**WHAT TO DO**: Find each line in the following listing that has the string "type", then state the count and nothing else.

**ENTRIES PROVIDED**:
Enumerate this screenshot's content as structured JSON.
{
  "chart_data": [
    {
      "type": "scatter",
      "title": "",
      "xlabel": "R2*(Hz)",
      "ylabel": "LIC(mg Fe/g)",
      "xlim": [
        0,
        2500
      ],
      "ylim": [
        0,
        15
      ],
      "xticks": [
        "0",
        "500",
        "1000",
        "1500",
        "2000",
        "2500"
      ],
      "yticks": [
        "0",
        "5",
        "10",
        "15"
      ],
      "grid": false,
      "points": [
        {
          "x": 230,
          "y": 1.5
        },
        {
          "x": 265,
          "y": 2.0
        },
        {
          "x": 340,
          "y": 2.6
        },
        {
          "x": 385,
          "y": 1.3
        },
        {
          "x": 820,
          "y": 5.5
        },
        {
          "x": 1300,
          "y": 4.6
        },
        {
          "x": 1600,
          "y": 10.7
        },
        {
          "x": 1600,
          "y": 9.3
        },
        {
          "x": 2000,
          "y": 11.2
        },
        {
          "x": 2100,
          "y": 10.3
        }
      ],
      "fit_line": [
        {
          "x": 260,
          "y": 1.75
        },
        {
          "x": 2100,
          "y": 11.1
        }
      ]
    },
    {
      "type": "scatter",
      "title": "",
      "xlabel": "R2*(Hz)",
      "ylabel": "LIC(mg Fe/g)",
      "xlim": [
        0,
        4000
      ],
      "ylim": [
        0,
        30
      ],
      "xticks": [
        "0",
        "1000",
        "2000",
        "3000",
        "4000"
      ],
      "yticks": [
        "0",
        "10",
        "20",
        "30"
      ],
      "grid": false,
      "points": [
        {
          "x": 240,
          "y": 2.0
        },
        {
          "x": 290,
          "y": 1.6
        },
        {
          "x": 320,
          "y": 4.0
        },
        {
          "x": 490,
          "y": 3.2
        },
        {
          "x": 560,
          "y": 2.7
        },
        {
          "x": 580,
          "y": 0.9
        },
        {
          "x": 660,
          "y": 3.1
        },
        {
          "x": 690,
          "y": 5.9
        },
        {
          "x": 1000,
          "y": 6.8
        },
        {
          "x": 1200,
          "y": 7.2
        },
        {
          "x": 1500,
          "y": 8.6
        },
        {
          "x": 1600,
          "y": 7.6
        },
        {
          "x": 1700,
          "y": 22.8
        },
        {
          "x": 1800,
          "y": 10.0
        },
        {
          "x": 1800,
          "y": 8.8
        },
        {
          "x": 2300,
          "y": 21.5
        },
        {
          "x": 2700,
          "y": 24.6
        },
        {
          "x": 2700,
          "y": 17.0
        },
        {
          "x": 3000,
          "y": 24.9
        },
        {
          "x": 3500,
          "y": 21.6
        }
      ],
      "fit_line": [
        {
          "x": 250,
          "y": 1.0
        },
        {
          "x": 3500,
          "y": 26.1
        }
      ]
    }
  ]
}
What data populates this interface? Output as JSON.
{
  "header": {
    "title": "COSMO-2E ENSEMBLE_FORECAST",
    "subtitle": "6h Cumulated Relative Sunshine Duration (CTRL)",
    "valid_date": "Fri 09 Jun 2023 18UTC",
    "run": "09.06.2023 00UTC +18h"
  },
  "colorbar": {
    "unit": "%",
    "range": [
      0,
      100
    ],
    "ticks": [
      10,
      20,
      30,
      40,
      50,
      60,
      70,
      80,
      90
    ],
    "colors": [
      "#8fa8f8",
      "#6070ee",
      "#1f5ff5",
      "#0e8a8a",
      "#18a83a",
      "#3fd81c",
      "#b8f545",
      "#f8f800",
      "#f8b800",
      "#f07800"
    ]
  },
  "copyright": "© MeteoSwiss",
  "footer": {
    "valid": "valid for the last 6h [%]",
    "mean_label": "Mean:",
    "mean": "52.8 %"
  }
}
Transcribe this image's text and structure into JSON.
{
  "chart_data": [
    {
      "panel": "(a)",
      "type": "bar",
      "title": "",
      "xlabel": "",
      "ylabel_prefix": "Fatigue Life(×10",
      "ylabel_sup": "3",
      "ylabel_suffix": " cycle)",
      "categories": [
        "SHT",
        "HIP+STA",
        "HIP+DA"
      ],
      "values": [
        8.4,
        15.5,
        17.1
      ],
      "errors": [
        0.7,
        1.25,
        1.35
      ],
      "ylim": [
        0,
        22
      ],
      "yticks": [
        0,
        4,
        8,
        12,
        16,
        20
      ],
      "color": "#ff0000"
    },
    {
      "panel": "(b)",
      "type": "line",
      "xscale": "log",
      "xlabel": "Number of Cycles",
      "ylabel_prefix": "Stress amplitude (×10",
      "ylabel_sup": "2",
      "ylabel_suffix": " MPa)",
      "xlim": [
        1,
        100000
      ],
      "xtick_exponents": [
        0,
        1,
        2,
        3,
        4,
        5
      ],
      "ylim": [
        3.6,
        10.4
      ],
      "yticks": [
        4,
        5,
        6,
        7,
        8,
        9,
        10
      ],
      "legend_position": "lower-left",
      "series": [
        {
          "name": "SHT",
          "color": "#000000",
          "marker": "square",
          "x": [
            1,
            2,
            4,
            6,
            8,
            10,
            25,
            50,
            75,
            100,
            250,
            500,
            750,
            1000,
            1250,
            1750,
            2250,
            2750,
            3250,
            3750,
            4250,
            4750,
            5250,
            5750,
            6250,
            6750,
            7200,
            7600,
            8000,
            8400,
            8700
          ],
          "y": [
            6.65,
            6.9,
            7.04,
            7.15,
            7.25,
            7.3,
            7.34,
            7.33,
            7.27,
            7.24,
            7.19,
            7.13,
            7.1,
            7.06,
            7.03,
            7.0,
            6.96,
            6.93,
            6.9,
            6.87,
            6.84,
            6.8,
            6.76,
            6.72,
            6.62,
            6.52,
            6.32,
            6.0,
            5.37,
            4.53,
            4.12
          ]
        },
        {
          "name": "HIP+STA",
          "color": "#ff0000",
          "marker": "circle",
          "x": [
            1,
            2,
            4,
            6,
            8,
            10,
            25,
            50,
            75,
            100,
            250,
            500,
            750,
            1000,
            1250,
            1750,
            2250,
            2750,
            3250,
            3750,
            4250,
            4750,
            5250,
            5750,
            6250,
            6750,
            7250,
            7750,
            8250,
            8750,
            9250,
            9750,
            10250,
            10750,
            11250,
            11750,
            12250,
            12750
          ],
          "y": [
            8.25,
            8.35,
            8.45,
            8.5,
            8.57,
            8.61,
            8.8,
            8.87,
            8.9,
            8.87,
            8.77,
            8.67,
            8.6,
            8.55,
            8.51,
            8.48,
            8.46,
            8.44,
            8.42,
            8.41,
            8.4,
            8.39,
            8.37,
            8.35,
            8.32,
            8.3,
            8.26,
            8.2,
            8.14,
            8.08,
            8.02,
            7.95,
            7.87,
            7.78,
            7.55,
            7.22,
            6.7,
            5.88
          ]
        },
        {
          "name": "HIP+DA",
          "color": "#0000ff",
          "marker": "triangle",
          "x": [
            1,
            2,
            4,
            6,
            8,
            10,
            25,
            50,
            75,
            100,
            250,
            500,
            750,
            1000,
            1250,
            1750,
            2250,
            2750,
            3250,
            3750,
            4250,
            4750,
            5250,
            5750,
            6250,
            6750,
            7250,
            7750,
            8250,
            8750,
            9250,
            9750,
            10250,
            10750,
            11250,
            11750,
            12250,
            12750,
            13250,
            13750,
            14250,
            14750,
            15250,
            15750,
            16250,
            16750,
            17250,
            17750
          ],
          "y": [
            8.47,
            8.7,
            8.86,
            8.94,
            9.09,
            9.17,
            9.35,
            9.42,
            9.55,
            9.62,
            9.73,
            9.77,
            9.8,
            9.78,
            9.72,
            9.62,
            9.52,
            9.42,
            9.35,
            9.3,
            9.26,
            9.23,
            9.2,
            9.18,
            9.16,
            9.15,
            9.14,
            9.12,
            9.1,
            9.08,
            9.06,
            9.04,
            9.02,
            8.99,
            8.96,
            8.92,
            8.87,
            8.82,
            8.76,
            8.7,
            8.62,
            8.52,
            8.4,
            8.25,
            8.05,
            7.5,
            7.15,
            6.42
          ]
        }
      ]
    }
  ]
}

**RESULT OF THE TASK**: 4